----- SELECTED PASSAGE -----
This function concatenates $$$a$$$ and $$$b$$$ to form 8 elements $$$[b_0, b_1, b_2, b_3, a_0, a_1, a_2, a_3]$$$, then right-shift the 256 bits by $$$\text{imm8} \times 8$$$ bits, and then return the lowest 128 bits. Note that b is before a. Similar to the previous function, since this function shifts 8 bits at a time, if we want to shift by 1 position, imm8 has to be equal to 4.

For example, if $$$a = [1, 2, 3, 4]$$$, $$$b = [5, 6, 7, 8]$$$ and $$$\text{imm8} = 4$$$, the concatenated intermediate will be $$$[5, 6, 7, 8, 1, 2, 3, 4]$$$, so after right shifting by 1 position and taking the first 4 elements, the result is equal to $$$[6, 7, 8, 1]$$$. If $$$\text{imm8} = 8$$$ instead, the result is equal to $$$[7, 8, 1, 2]$$$

Extracting

// Continue from previous code block
int mxarr[4];
_mm_storeu_si128((__m128i*) mxarr, mx); // stores values of mx into mxarr
long long mularr[2];
_mm_storeu_si128((__m128i*) mularr, mul); // stores values of mul into mularr

// mul = [12, 32]
long long mul0 = _mm_extract_epi64(mul, 0); // extract the 0-th element of mul (= 12)
// sm = [4, 6, 8, 10]
int sm0 = _mm_extract_epi32(sm, 2); // extract the 2-nd element of sum (= 8)
-----
(EXERCISE SET):
#1 In the intrinsics excerpt, what value must imm8 take for the function to shift by one position?
#2 From the intrinsics excerpt, output the passage that begins at the words "For example, if" and stops after "of sum (= 8)".
----- DATA SHOWN -----
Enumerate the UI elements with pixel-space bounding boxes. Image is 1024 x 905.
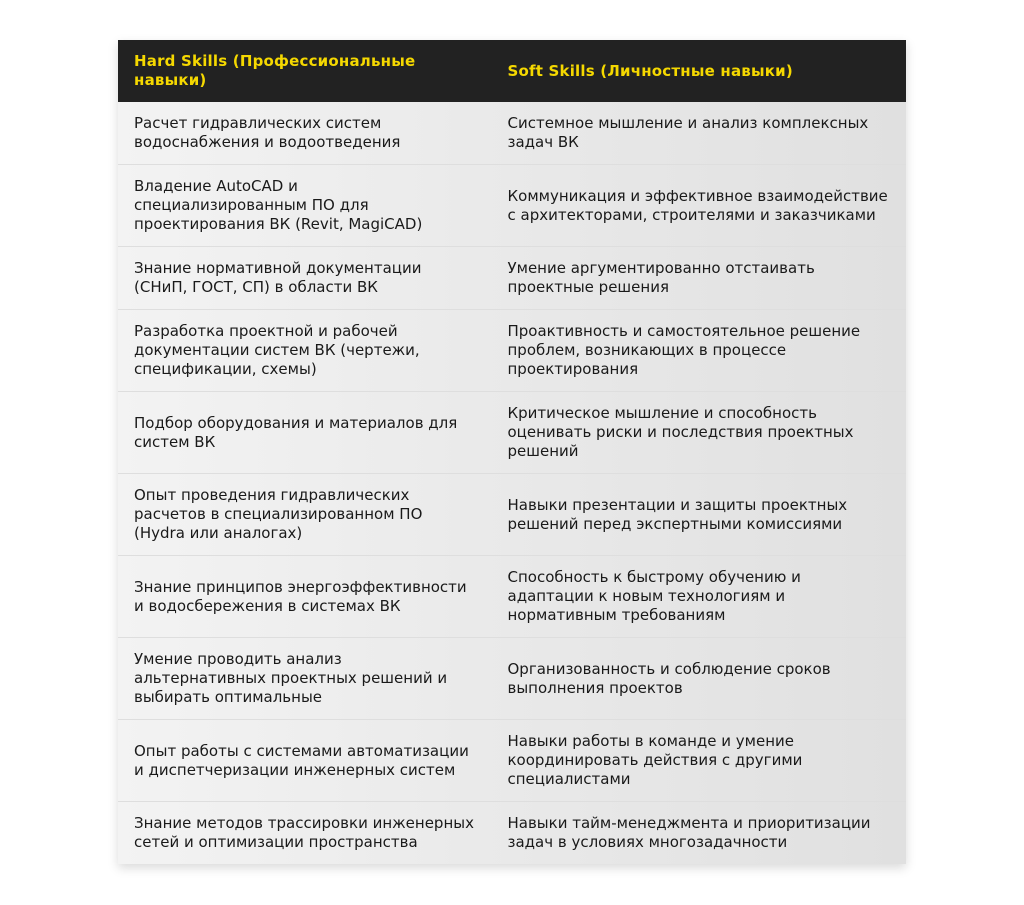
-----
(RESPONSE LIST):
#1 4

#2
For example, if $$$a = [1, 2, 3, 4]$$$, $$$b = [5, 6, 7, 8]$$$ and $$$\text{imm8} = 4$$$, the concatenated intermediate will be $$$[5, 6, 7, 8, 1, 2, 3, 4]$$$, so after right shifting by 1 position and taking the first 4 elements, the result is equal to $$$[6, 7, 8, 1]$$$. If $$$\text{imm8} = 8$$$ instead, the result is equal to $$$[7, 8, 1, 2]$$$

Extracting

// Continue from previous code block
int mxarr[4];
_mm_storeu_si128((__m128i*) mxarr, mx); // stores values of mx into mxarr
long long mularr[2];
_mm_storeu_si128((__m128i*) mularr, mul); // stores values of mul into mularr

// mul = [12, 32]
long long mul0 = _mm_extract_epi64(mul, 0); // extract the 0-th element of mul (= 12)
// sm = [4, 6, 8, 10]
int sm0 = _mm_extract_epi32(sm, 2); // extract the 2-nd element of sum (= 8)